WORK ORDER
From the data below, copy out every line in which the word "Complex" occurs.

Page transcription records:
---------------

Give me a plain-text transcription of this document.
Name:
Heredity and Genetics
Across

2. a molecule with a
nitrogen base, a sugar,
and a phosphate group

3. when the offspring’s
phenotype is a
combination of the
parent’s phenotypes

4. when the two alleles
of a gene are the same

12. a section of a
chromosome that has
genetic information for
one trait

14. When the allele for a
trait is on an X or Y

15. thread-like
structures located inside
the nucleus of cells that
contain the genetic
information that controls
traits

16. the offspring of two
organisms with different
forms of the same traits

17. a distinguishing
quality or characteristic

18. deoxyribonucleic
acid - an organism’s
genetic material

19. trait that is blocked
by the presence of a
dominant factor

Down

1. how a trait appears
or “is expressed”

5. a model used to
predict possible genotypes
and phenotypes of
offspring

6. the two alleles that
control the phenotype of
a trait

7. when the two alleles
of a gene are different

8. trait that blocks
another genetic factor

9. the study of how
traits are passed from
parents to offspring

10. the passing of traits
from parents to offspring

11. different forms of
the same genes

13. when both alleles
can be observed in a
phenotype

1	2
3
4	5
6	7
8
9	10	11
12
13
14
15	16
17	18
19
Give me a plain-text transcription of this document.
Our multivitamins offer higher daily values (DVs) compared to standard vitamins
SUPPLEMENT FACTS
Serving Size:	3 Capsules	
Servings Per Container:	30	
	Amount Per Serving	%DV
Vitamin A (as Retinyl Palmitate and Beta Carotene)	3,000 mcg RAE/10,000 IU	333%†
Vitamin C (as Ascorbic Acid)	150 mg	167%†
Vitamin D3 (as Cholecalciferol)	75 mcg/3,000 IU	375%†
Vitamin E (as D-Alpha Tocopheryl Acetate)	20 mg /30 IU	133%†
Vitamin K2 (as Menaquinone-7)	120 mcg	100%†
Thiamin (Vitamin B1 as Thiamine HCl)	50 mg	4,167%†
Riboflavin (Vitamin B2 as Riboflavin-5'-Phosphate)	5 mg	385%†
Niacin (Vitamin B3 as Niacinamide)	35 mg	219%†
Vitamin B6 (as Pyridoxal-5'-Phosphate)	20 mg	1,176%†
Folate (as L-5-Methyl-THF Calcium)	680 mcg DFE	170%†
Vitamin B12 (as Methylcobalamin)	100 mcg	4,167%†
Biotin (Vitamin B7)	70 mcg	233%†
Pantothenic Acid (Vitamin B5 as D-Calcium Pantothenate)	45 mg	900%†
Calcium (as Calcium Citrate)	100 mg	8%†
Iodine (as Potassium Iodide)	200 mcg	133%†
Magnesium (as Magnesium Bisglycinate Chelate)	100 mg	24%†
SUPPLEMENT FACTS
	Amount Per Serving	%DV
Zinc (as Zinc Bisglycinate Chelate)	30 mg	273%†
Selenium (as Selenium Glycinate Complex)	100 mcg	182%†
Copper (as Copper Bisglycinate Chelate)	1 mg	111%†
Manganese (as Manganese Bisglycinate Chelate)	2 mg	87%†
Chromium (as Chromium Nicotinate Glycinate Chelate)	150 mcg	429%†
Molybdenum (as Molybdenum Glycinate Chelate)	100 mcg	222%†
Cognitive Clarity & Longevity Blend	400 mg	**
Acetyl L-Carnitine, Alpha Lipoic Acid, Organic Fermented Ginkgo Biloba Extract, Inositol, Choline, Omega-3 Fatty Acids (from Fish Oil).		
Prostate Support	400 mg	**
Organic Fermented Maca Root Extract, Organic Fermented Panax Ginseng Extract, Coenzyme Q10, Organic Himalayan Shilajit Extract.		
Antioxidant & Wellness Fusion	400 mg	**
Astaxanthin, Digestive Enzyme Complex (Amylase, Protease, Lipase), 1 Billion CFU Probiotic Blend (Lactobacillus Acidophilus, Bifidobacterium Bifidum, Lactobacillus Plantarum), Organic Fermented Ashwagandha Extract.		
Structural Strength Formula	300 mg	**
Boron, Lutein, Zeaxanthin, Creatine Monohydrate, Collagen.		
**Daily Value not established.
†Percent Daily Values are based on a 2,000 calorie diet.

---------------

ANSWER SECTION
Selenium (as Selenium Glycinate Complex)	100 mcg	182%†
Astaxanthin, Digestive Enzyme Complex (Amylase, Protease, Lipase), 1 Billion CFU Probiotic Blend (Lactobacillus Acidophilus, Bifidobacterium Bifidum, Lactobacillus Plantarum), Organic Fermented Ashwagandha Extract.		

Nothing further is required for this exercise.